Stored entries:

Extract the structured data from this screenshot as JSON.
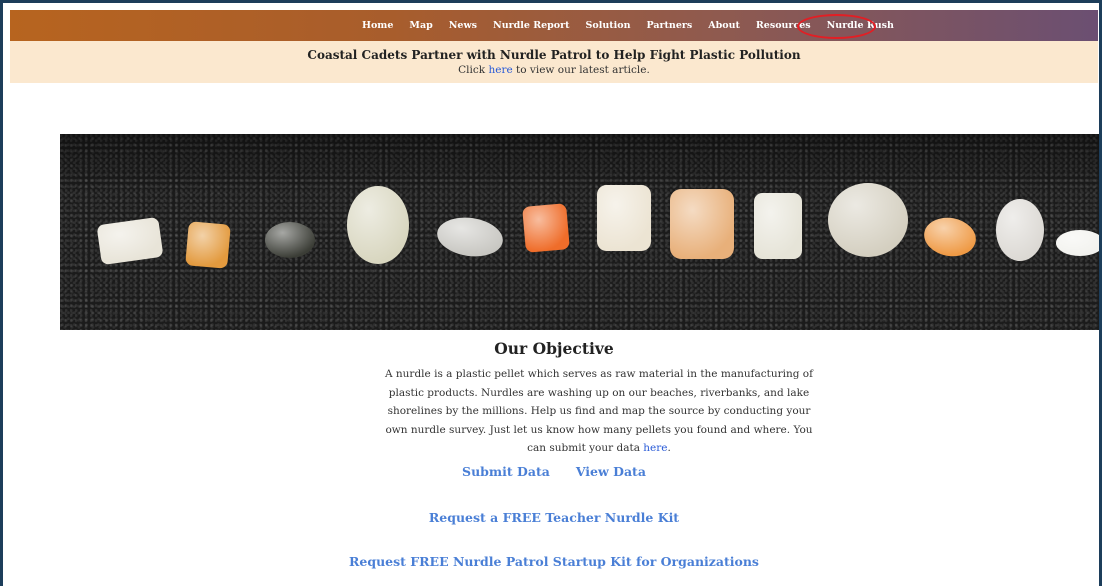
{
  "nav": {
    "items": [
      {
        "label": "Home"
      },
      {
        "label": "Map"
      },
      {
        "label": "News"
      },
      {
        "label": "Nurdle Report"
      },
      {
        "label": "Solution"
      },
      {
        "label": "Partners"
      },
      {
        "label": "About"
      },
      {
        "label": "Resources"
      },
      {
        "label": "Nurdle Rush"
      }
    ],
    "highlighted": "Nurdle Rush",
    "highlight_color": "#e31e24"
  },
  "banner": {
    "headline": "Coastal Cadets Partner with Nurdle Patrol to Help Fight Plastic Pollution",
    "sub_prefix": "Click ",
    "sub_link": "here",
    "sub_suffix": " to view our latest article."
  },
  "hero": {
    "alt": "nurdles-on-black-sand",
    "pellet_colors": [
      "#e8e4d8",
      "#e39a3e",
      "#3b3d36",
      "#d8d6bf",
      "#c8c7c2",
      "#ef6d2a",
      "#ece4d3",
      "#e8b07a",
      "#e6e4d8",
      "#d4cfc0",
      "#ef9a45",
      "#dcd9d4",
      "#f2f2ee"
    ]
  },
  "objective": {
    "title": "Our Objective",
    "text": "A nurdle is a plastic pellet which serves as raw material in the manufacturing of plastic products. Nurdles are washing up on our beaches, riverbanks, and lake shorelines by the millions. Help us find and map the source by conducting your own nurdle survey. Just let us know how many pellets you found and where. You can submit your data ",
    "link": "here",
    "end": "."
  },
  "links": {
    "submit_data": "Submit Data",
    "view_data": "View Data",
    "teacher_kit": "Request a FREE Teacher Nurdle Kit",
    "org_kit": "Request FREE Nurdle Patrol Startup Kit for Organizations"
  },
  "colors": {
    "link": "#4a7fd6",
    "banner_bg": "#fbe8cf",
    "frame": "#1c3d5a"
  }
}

### Stated problem
Your job is to transcribe the entries above exactly; skip the pictures.

### Correct output
Extract the structured data from this screenshot as JSON.
{
  "nav": {
    "items": [
      {
        "label": "Home"
      },
      {
        "label": "Map"
      },
      {
        "label": "News"
      },
      {
        "label": "Nurdle Report"
      },
      {
        "label": "Solution"
      },
      {
        "label": "Partners"
      },
      {
        "label": "About"
      },
      {
        "label": "Resources"
      },
      {
        "label": "Nurdle Rush"
      }
    ],
    "highlighted": "Nurdle Rush",
    "highlight_color": "#e31e24"
  },
  "banner": {
    "headline": "Coastal Cadets Partner with Nurdle Patrol to Help Fight Plastic Pollution",
    "sub_prefix": "Click ",
    "sub_link": "here",
    "sub_suffix": " to view our latest article."
  },
  "hero": {
    "alt": "nurdles-on-black-sand",
    "pellet_colors": [
      "#e8e4d8",
      "#e39a3e",
      "#3b3d36",
      "#d8d6bf",
      "#c8c7c2",
      "#ef6d2a",
      "#ece4d3",
      "#e8b07a",
      "#e6e4d8",
      "#d4cfc0",
      "#ef9a45",
      "#dcd9d4",
      "#f2f2ee"
    ]
  },
  "objective": {
    "title": "Our Objective",
    "text": "A nurdle is a plastic pellet which serves as raw material in the manufacturing of plastic products. Nurdles are washing up on our beaches, riverbanks, and lake shorelines by the millions. Help us find and map the source by conducting your own nurdle survey. Just let us know how many pellets you found and where. You can submit your data ",
    "link": "here",
    "end": "."
  },
  "links": {
    "submit_data": "Submit Data",
    "view_data": "View Data",
    "teacher_kit": "Request a FREE Teacher Nurdle Kit",
    "org_kit": "Request FREE Nurdle Patrol Startup Kit for Organizations"
  },
  "colors": {
    "link": "#4a7fd6",
    "banner_bg": "#fbe8cf",
    "frame": "#1c3d5a"
  }
}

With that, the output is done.